◆ What you should do ◆
How many lines in this data contain the string "label"? Reply with the number only.

(Dataset entries)
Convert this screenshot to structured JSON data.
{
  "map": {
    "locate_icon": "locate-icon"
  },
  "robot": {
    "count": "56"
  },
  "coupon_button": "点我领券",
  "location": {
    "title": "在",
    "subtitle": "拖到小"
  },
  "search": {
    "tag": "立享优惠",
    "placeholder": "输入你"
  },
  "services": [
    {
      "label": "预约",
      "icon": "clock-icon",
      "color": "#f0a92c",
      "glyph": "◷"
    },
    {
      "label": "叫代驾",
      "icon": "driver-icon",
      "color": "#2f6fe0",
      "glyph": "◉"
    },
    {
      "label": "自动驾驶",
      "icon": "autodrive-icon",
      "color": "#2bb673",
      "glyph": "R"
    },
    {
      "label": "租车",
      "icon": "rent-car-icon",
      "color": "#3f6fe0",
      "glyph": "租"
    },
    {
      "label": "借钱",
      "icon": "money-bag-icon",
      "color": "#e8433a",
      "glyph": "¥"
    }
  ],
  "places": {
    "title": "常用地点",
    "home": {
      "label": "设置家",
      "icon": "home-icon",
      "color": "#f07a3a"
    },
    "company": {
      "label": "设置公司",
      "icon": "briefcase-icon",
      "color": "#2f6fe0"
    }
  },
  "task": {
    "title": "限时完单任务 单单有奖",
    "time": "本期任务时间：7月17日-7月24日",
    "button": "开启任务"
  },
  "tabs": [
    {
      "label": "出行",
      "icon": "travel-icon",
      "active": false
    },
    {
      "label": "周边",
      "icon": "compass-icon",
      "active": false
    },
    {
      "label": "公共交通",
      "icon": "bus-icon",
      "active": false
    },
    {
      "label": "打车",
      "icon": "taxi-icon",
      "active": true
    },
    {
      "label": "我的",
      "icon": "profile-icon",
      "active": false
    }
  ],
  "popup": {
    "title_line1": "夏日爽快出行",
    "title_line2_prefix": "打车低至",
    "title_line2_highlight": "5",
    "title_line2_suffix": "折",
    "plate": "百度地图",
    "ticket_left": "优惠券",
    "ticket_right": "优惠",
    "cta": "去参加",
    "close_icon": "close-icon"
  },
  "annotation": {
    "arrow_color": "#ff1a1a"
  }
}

◆ Response to this exercise ◆
12